**Instruction:** Please copy out the lines in the items below, unchanged, from the line containing "stat-value: 『精神』1462: [188, 36, 287, 55]" through the line containing "stat-value: 『潜能』1380685: [14, 36, 141, 55]", both included.

**Data to use:**
-- begin --
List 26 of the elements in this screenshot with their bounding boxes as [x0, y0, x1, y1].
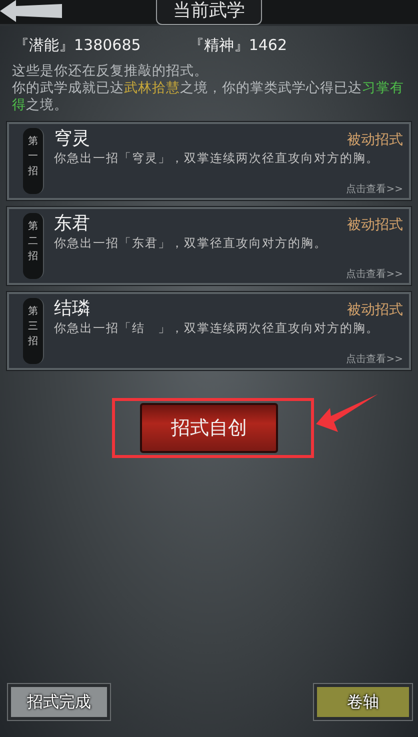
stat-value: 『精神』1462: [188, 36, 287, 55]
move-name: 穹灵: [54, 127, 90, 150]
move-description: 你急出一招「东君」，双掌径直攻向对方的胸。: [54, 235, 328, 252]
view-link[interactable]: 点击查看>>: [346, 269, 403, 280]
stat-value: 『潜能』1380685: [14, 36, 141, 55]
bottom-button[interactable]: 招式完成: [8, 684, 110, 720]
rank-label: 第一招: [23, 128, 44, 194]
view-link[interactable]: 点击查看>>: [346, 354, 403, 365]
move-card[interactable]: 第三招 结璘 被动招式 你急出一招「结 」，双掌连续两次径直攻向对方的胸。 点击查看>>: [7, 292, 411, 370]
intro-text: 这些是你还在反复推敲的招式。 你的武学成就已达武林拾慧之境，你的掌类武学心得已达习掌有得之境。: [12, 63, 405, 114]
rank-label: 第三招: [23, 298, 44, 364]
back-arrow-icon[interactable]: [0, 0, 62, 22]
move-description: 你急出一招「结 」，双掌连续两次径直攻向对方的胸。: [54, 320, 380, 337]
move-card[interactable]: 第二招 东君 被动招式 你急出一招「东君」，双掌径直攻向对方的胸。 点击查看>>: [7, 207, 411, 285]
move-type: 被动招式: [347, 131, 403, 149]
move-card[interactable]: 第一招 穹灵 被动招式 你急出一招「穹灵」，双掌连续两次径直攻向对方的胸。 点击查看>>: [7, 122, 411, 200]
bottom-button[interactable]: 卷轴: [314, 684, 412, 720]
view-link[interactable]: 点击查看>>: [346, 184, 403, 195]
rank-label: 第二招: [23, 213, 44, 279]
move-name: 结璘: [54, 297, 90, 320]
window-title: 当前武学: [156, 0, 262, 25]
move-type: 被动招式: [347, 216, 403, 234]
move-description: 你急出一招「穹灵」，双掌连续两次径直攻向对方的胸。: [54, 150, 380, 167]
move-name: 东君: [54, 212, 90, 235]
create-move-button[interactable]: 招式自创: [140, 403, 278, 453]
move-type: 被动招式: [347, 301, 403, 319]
-- end --
**Solution for this task:**
stat-value: 『精神』1462: [188, 36, 287, 55]
move-name: 穹灵: [54, 127, 90, 150]
move-description: 你急出一招「东君」，双掌径直攻向对方的胸。: [54, 235, 328, 252]
view-link[interactable]: 点击查看>>: [346, 269, 403, 280]
stat-value: 『潜能』1380685: [14, 36, 141, 55]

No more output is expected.